_Stated problem_: Separate out the lines that hold "assistant".

** begin **

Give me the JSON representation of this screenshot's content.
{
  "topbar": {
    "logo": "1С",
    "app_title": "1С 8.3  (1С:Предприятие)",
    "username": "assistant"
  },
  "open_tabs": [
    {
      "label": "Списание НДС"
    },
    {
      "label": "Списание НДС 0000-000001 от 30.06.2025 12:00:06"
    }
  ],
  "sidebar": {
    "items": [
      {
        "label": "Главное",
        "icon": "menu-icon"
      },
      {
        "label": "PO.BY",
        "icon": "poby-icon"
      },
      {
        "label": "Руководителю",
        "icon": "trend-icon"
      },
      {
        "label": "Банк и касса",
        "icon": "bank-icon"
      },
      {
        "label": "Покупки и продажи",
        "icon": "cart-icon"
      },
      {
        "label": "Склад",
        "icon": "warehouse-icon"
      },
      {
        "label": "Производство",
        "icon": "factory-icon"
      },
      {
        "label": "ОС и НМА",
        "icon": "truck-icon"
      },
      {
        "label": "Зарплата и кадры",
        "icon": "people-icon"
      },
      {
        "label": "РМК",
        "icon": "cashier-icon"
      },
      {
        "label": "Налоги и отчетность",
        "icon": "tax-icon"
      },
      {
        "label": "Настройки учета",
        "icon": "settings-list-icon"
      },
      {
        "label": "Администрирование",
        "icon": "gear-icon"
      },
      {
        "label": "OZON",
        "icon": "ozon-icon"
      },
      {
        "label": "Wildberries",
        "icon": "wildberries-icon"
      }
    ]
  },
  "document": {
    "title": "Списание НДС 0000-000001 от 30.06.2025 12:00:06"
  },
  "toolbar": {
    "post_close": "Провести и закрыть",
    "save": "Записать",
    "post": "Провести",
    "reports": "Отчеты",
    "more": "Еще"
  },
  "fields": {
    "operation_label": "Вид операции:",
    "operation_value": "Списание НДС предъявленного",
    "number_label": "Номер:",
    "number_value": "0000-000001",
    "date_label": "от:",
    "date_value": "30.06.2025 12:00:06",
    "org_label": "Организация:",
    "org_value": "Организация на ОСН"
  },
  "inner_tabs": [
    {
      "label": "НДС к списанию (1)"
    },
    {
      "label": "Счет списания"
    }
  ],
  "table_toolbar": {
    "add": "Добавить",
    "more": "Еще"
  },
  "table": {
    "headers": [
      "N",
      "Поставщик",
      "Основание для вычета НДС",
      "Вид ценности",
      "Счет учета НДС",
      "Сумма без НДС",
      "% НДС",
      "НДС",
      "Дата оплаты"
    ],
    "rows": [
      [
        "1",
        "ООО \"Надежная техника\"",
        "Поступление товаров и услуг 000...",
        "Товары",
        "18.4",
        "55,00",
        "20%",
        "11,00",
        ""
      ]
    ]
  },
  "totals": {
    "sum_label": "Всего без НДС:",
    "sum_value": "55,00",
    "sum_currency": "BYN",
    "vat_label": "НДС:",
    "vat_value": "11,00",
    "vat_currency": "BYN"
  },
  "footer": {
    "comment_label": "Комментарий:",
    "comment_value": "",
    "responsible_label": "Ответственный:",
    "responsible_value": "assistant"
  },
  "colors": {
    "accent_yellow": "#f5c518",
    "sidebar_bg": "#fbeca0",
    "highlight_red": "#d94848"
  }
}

** end **

_Correct result_:
    "username": "assistant"
    "responsible_value": "assistant"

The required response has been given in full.